— Exercise brief —
All lines holding the string "warning" are to be shown.

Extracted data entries

<<<<

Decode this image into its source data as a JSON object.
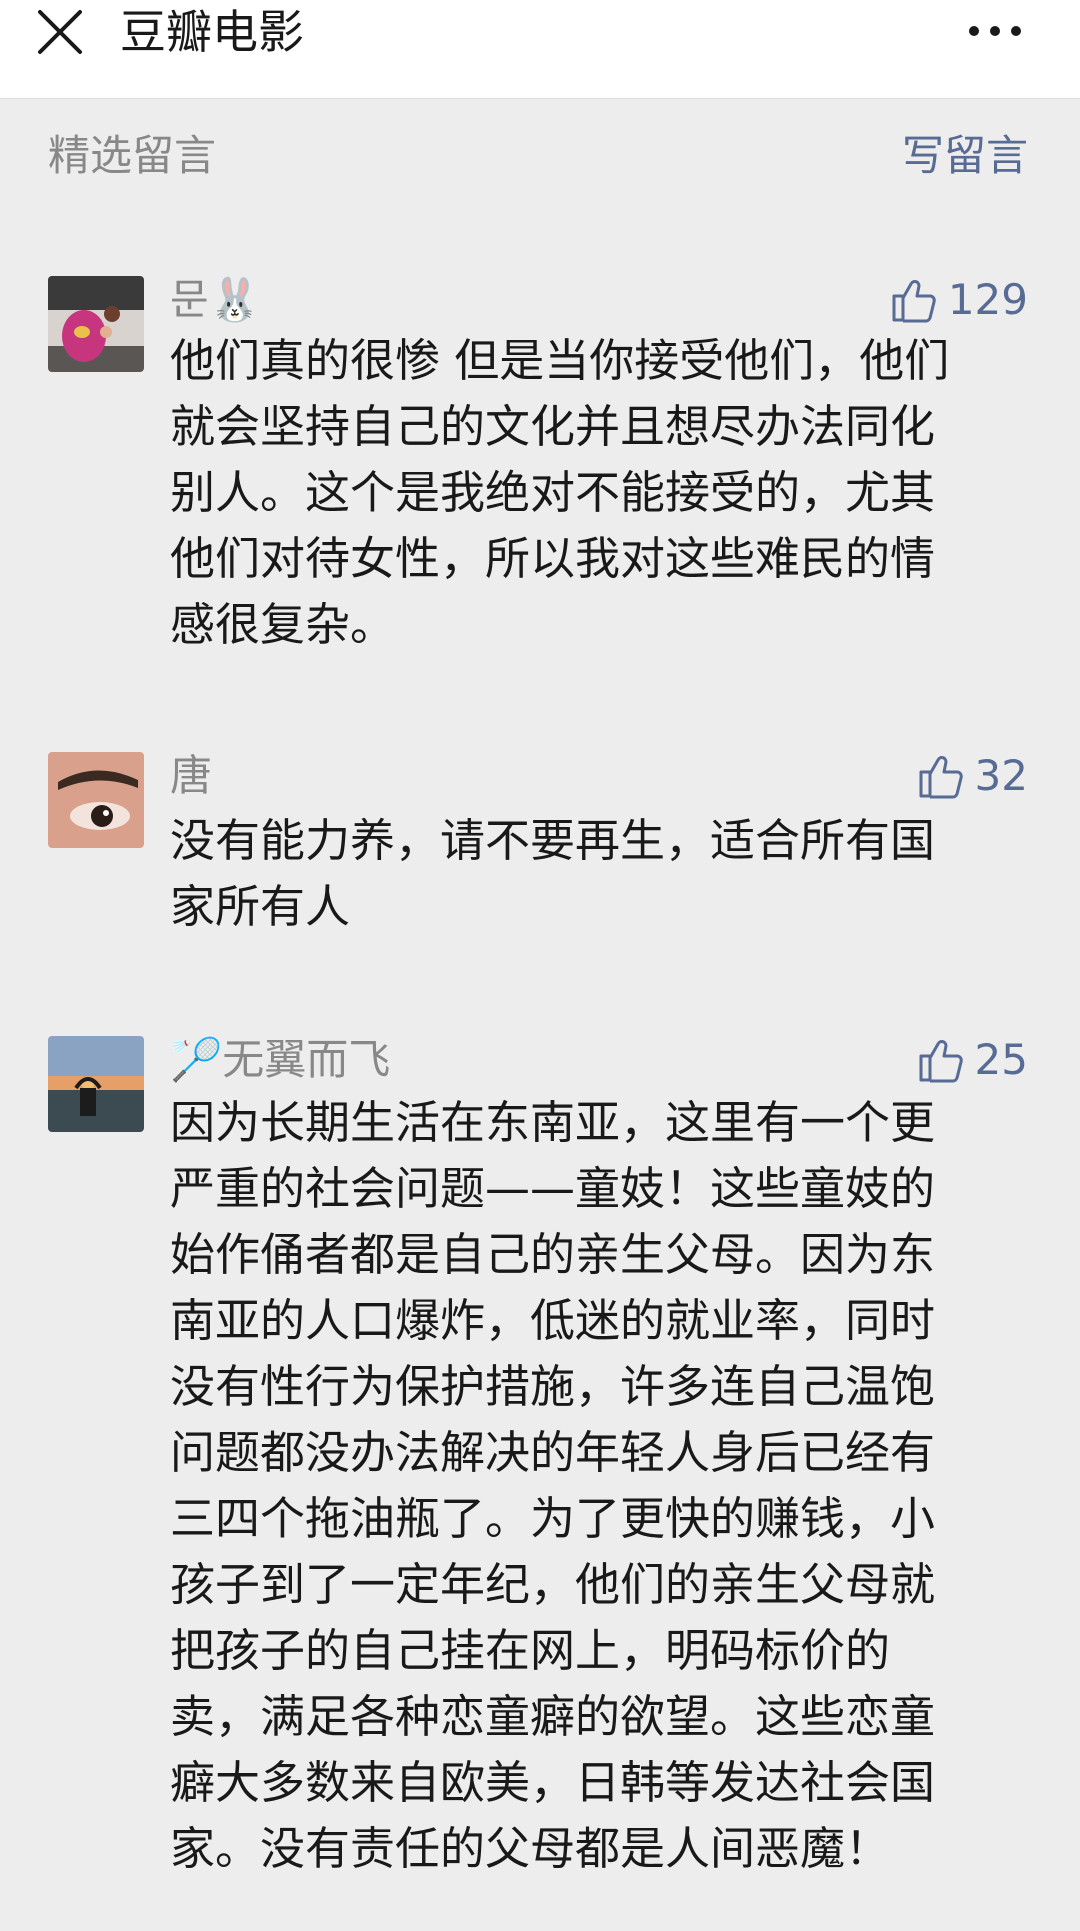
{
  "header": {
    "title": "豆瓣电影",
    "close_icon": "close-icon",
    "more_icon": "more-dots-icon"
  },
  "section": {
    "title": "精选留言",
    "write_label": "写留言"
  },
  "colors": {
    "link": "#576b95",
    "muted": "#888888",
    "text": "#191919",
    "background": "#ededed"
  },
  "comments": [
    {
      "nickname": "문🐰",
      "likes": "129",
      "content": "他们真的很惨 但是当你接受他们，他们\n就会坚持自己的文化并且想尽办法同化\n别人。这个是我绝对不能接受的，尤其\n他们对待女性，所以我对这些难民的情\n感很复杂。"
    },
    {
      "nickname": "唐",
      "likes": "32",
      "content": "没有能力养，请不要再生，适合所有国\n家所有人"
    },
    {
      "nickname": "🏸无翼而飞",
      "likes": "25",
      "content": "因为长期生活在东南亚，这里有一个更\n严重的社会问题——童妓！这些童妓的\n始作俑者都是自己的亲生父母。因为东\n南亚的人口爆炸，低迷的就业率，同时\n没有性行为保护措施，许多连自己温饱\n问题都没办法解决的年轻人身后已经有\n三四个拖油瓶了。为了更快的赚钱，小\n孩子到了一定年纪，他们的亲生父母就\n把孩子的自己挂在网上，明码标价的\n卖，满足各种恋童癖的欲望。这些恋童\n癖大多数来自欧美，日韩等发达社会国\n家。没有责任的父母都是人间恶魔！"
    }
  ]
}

>>>>
<<<<

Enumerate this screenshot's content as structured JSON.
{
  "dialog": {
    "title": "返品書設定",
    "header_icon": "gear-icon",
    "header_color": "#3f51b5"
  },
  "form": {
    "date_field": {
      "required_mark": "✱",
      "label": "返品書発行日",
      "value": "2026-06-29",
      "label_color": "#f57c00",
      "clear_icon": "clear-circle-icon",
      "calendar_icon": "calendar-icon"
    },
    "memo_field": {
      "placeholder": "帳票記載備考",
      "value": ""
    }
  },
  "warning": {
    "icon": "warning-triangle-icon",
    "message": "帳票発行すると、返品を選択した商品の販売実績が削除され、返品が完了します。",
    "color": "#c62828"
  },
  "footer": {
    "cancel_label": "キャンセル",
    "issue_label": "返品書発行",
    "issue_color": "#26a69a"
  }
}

>>>>
<<<<

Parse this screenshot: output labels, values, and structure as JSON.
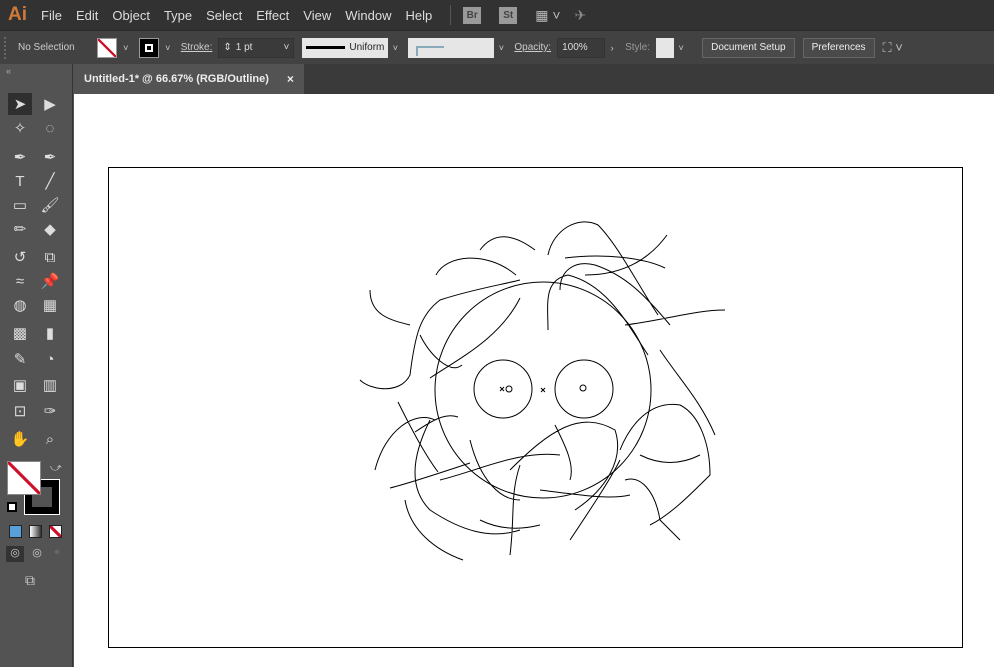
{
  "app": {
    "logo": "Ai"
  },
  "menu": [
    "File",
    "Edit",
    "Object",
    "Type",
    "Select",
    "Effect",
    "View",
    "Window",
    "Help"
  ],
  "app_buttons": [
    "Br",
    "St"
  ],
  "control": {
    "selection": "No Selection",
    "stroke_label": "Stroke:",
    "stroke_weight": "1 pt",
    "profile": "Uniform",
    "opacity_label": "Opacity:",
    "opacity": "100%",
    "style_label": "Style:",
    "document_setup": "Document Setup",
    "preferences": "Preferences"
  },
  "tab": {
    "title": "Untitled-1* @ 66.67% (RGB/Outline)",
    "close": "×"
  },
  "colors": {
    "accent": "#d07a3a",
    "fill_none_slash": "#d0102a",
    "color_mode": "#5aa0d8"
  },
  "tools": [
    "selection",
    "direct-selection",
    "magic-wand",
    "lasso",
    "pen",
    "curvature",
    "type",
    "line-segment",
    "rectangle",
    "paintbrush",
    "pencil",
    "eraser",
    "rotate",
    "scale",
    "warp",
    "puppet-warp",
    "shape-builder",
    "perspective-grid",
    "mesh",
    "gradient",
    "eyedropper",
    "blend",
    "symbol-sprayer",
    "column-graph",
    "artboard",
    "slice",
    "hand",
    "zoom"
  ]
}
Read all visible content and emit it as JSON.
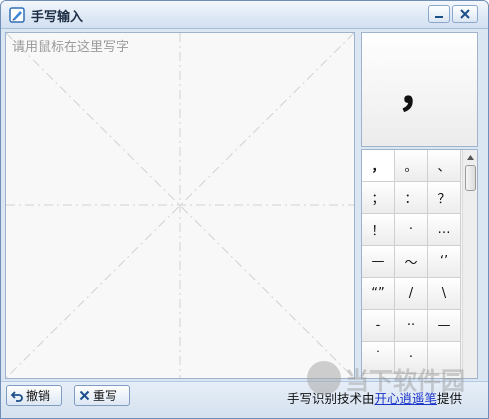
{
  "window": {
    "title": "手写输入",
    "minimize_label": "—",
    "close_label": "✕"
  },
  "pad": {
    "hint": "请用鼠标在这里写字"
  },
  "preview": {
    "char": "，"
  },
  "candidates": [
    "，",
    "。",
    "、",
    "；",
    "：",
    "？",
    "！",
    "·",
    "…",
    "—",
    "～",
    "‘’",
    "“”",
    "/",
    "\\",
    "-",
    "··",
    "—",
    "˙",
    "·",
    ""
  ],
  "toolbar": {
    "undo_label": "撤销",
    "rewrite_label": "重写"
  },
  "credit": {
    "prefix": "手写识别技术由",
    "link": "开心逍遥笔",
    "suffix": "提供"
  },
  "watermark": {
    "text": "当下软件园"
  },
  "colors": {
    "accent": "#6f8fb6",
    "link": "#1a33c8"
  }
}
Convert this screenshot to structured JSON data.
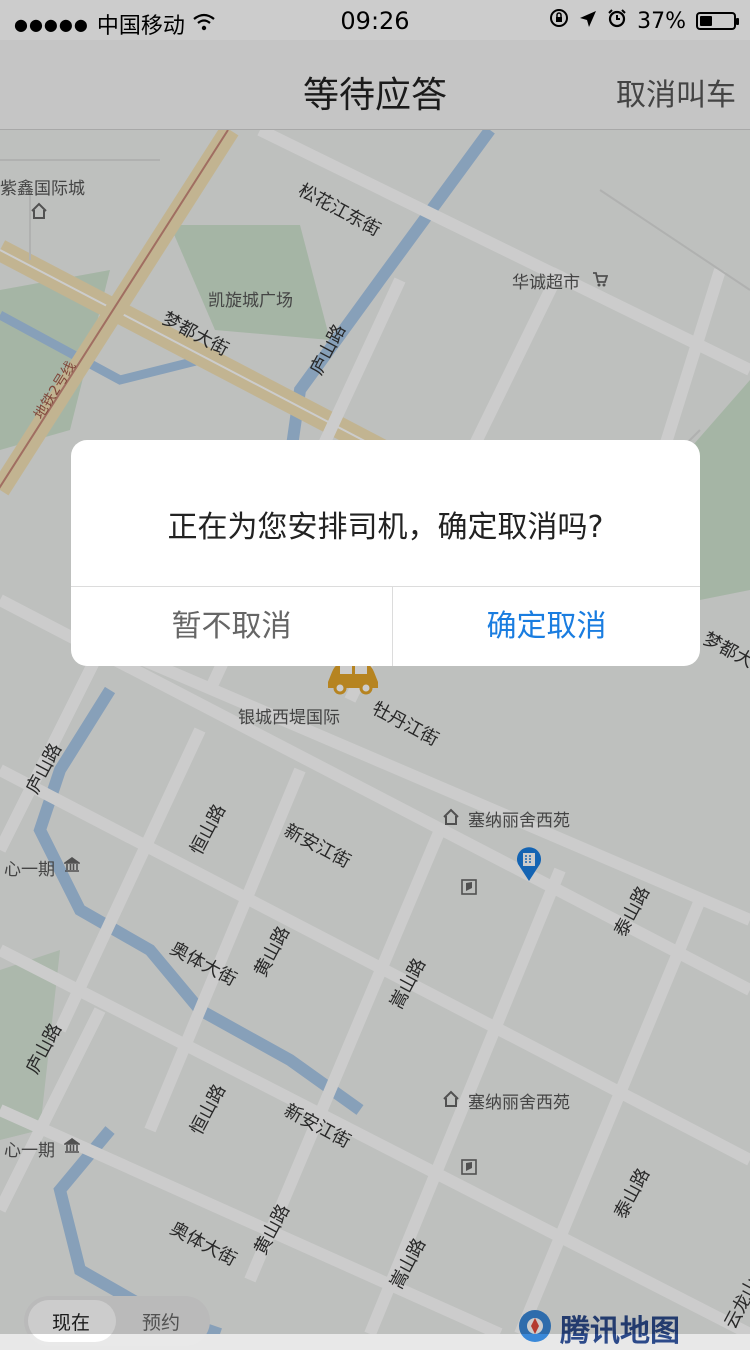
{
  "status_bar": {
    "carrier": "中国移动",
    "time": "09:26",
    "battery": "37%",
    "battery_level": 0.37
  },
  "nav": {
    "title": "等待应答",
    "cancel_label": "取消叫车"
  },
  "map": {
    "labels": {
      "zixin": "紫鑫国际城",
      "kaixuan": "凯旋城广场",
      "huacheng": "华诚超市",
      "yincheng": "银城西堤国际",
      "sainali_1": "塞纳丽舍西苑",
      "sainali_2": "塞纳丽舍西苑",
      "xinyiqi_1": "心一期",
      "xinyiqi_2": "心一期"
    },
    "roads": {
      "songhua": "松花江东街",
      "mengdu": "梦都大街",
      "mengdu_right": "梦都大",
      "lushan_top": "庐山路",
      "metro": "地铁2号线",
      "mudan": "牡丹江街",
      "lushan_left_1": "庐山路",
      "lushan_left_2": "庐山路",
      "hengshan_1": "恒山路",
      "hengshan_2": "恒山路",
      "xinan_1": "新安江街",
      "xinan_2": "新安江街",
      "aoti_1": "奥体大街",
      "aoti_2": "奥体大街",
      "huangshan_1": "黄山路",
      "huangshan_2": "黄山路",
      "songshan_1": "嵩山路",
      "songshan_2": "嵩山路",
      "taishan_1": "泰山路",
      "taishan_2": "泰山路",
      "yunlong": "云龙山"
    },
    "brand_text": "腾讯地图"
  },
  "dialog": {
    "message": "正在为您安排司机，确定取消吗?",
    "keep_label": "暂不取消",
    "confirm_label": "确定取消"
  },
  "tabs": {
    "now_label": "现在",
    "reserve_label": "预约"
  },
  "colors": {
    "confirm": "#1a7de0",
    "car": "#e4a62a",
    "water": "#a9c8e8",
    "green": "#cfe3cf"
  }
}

>>>>

— Output for this task —
  "warning": {
    "icon": "warning-triangle-icon",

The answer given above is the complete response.